Saved data entries:
--------------------------------
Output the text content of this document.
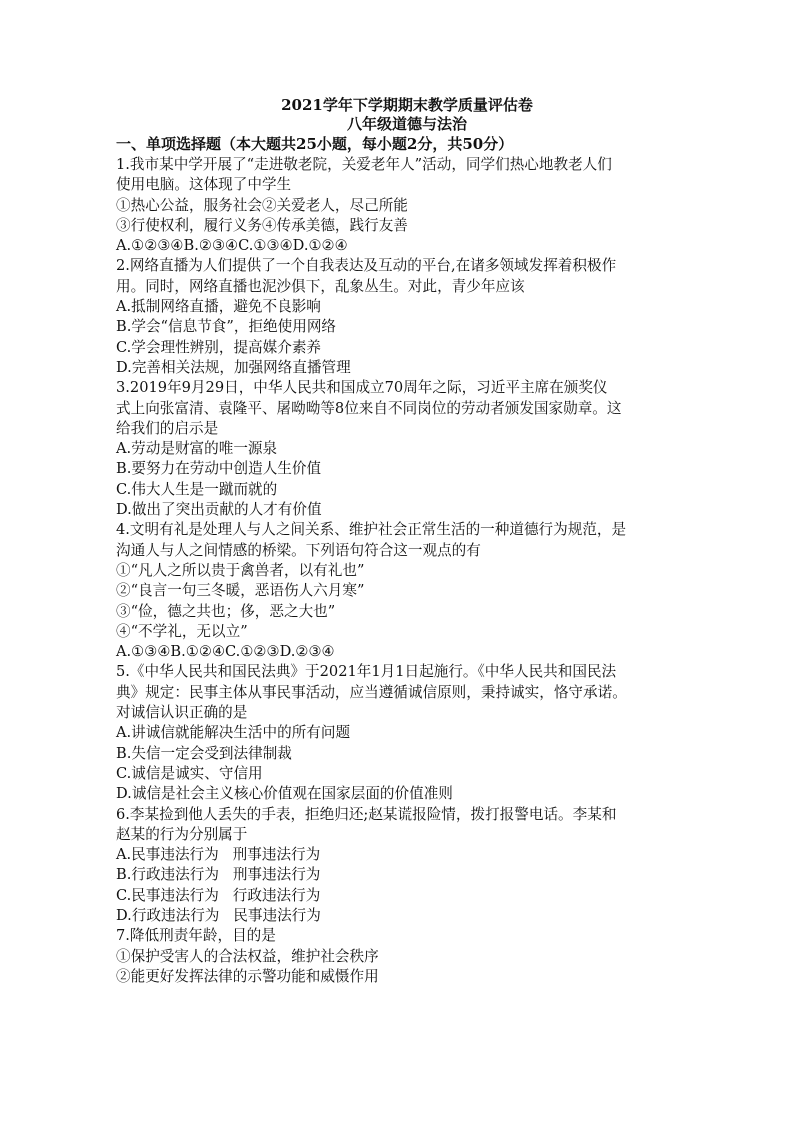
2021学年下学期期末教学质量评估卷
八年级道德与法治
一、单项选择题（本大题共25小题，每小题2分，共50分）
1.我市某中学开展了“走进敬老院，关爱老年人”活动，同学们热心地教老人们
使用电脑。这体现了中学生
①热心公益，服务社会②关爱老人，尽己所能
③行使权利，履行义务④传承美德，践行友善
A.①②③④B.②③④C.①③④D.①②④
2.网络直播为人们提供了一个自我表达及互动的平台,在诸多领域发挥着积极作
用。同时，网络直播也泥沙俱下，乱象丛生。对此，青少年应该
A.抵制网络直播，避免不良影响
B.学会“信息节食”，拒绝使用网络
C.学会理性辨别，提高媒介素养
D.完善相关法规，加强网络直播管理
3.2019年9月29日，中华人民共和国成立70周年之际，习近平主席在颁奖仪
式上向张富清、袁隆平、屠呦呦等8位来自不同岗位的劳动者颁发国家勋章。这
给我们的启示是
A.劳动是财富的唯一源泉
B.要努力在劳动中创造人生价值
C.伟大人生是一蹴而就的
D.做出了突出贡献的人才有价值
4.文明有礼是处理人与人之间关系、维护社会正常生活的一种道德行为规范，是
沟通人与人之间情感的桥梁。下列语句符合这一观点的有
①“凡人之所以贵于禽兽者，以有礼也”
②“良言一句三冬暖，恶语伤人六月寒”
③“俭，德之共也；侈，恶之大也”
④“不学礼，无以立”
A.①③④B.①②④C.①②③D.②③④
5.《中华人民共和国民法典》于2021年1月1日起施行。《中华人民共和国民法
典》规定：民事主体从事民事活动，应当遵循诚信原则，秉持诚实，恪守承诺。
对诚信认识正确的是
A.讲诚信就能解决生活中的所有问题
B.失信一定会受到法律制裁
C.诚信是诚实、守信用
D.诚信是社会主义核心价值观在国家层面的价值准则
6.李某捡到他人丢失的手表，拒绝归还;赵某谎报险情，拨打报警电话。李某和
赵某的行为分别属于
A.民事违法行为   刑事违法行为
B.行政违法行为   刑事违法行为
C.民事违法行为   行政违法行为
D.行政违法行为   民事违法行为
7.降低刑责年龄，目的是
①保护受害人的合法权益，维护社会秩序
②能更好发挥法律的示警功能和威慑作用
--------------------------------
Quote the data above in full and without alteration; skip the pictures.

:: Full response ::
Output the text content of this document.
2021学年下学期期末教学质量评估卷
八年级道德与法治
一、单项选择题（本大题共25小题，每小题2分，共50分）
1.我市某中学开展了“走进敬老院，关爱老年人”活动，同学们热心地教老人们
使用电脑。这体现了中学生
①热心公益，服务社会②关爱老人，尽己所能
③行使权利，履行义务④传承美德，践行友善
A.①②③④B.②③④C.①③④D.①②④
2.网络直播为人们提供了一个自我表达及互动的平台,在诸多领域发挥着积极作
用。同时，网络直播也泥沙俱下，乱象丛生。对此，青少年应该
A.抵制网络直播，避免不良影响
B.学会“信息节食”，拒绝使用网络
C.学会理性辨别，提高媒介素养
D.完善相关法规，加强网络直播管理
3.2019年9月29日，中华人民共和国成立70周年之际，习近平主席在颁奖仪
式上向张富清、袁隆平、屠呦呦等8位来自不同岗位的劳动者颁发国家勋章。这
给我们的启示是
A.劳动是财富的唯一源泉
B.要努力在劳动中创造人生价值
C.伟大人生是一蹴而就的
D.做出了突出贡献的人才有价值
4.文明有礼是处理人与人之间关系、维护社会正常生活的一种道德行为规范，是
沟通人与人之间情感的桥梁。下列语句符合这一观点的有
①“凡人之所以贵于禽兽者，以有礼也”
②“良言一句三冬暖，恶语伤人六月寒”
③“俭，德之共也；侈，恶之大也”
④“不学礼，无以立”
A.①③④B.①②④C.①②③D.②③④
5.《中华人民共和国民法典》于2021年1月1日起施行。《中华人民共和国民法
典》规定：民事主体从事民事活动，应当遵循诚信原则，秉持诚实，恪守承诺。
对诚信认识正确的是
A.讲诚信就能解决生活中的所有问题
B.失信一定会受到法律制裁
C.诚信是诚实、守信用
D.诚信是社会主义核心价值观在国家层面的价值准则
6.李某捡到他人丢失的手表，拒绝归还;赵某谎报险情，拨打报警电话。李某和
赵某的行为分别属于
A.民事违法行为   刑事违法行为
B.行政违法行为   刑事违法行为
C.民事违法行为   行政违法行为
D.行政违法行为   民事违法行为
7.降低刑责年龄，目的是
①保护受害人的合法权益，维护社会秩序
②能更好发挥法律的示警功能和威慑作用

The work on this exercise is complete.